Given task: Repeat the full listing below verbatim and keep the images out.
+--
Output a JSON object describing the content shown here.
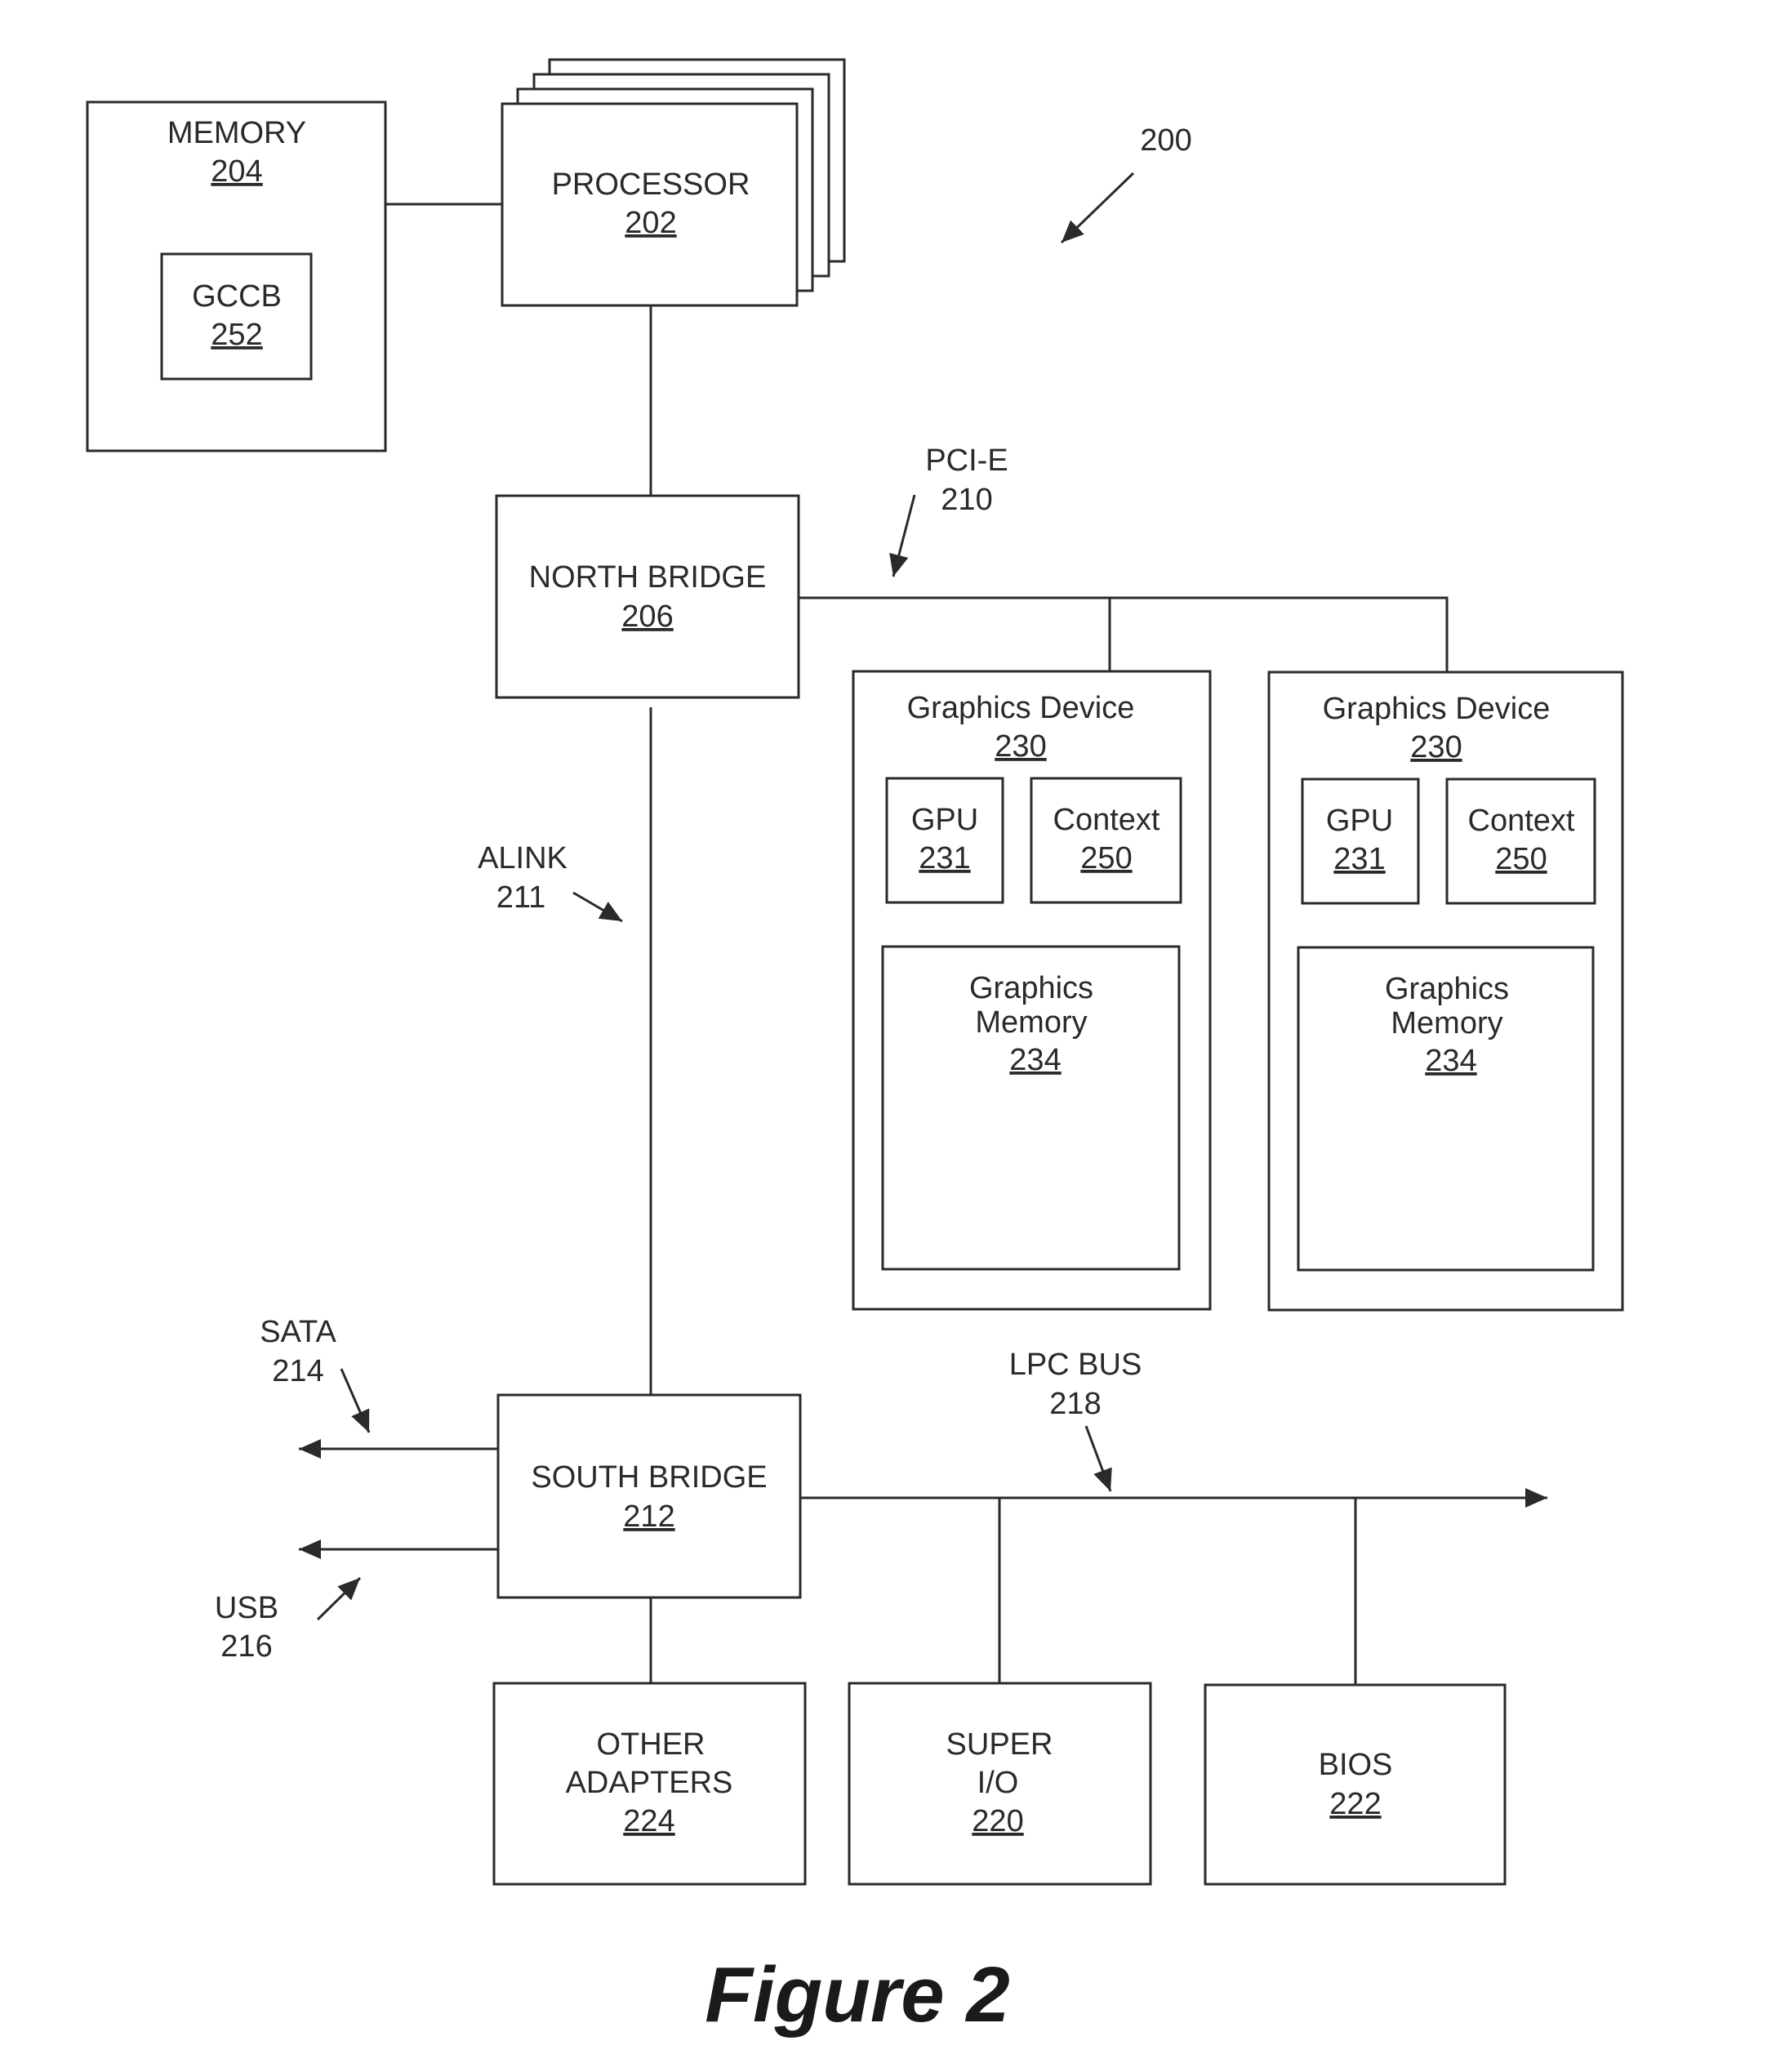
{
  "figure": {
    "caption": "Figure 2",
    "reference": "200",
    "line_color": "#2a2a2a"
  },
  "blocks": {
    "memory": {
      "label": "MEMORY",
      "number": "204"
    },
    "gccb": {
      "label": "GCCB",
      "number": "252"
    },
    "processor": {
      "label": "PROCESSOR",
      "number": "202"
    },
    "north_bridge": {
      "label": "NORTH BRIDGE",
      "number": "206"
    },
    "south_bridge": {
      "label": "SOUTH BRIDGE",
      "number": "212"
    },
    "other_adapters": {
      "label_line1": "OTHER",
      "label_line2": "ADAPTERS",
      "number": "224"
    },
    "super_io": {
      "label_line1": "SUPER",
      "label_line2": "I/O",
      "number": "220"
    },
    "bios": {
      "label": "BIOS",
      "number": "222"
    },
    "graphics_devices": [
      {
        "label": "Graphics Device",
        "number": "230",
        "gpu": {
          "label": "GPU",
          "number": "231"
        },
        "context": {
          "label": "Context",
          "number": "250"
        },
        "graphics_memory": {
          "label_line1": "Graphics",
          "label_line2": "Memory",
          "number": "234"
        }
      },
      {
        "label": "Graphics Device",
        "number": "230",
        "gpu": {
          "label": "GPU",
          "number": "231"
        },
        "context": {
          "label": "Context",
          "number": "250"
        },
        "graphics_memory": {
          "label_line1": "Graphics",
          "label_line2": "Memory",
          "number": "234"
        }
      }
    ]
  },
  "buses": {
    "pcie": {
      "label": "PCI-E",
      "number": "210"
    },
    "alink": {
      "label": "ALINK",
      "number": "211"
    },
    "sata": {
      "label": "SATA",
      "number": "214"
    },
    "usb": {
      "label": "USB",
      "number": "216"
    },
    "lpc": {
      "label": "LPC BUS",
      "number": "218"
    }
  }
}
+--
Exercise result:
Output a JSON object describing the content shown here.
{
  "figure": {
    "caption": "Figure 2",
    "reference": "200",
    "line_color": "#2a2a2a"
  },
  "blocks": {
    "memory": {
      "label": "MEMORY",
      "number": "204"
    },
    "gccb": {
      "label": "GCCB",
      "number": "252"
    },
    "processor": {
      "label": "PROCESSOR",
      "number": "202"
    },
    "north_bridge": {
      "label": "NORTH BRIDGE",
      "number": "206"
    },
    "south_bridge": {
      "label": "SOUTH BRIDGE",
      "number": "212"
    },
    "other_adapters": {
      "label_line1": "OTHER",
      "label_line2": "ADAPTERS",
      "number": "224"
    },
    "super_io": {
      "label_line1": "SUPER",
      "label_line2": "I/O",
      "number": "220"
    },
    "bios": {
      "label": "BIOS",
      "number": "222"
    },
    "graphics_devices": [
      {
        "label": "Graphics Device",
        "number": "230",
        "gpu": {
          "label": "GPU",
          "number": "231"
        },
        "context": {
          "label": "Context",
          "number": "250"
        },
        "graphics_memory": {
          "label_line1": "Graphics",
          "label_line2": "Memory",
          "number": "234"
        }
      },
      {
        "label": "Graphics Device",
        "number": "230",
        "gpu": {
          "label": "GPU",
          "number": "231"
        },
        "context": {
          "label": "Context",
          "number": "250"
        },
        "graphics_memory": {
          "label_line1": "Graphics",
          "label_line2": "Memory",
          "number": "234"
        }
      }
    ]
  },
  "buses": {
    "pcie": {
      "label": "PCI-E",
      "number": "210"
    },
    "alink": {
      "label": "ALINK",
      "number": "211"
    },
    "sata": {
      "label": "SATA",
      "number": "214"
    },
    "usb": {
      "label": "USB",
      "number": "216"
    },
    "lpc": {
      "label": "LPC BUS",
      "number": "218"
    }
  }
}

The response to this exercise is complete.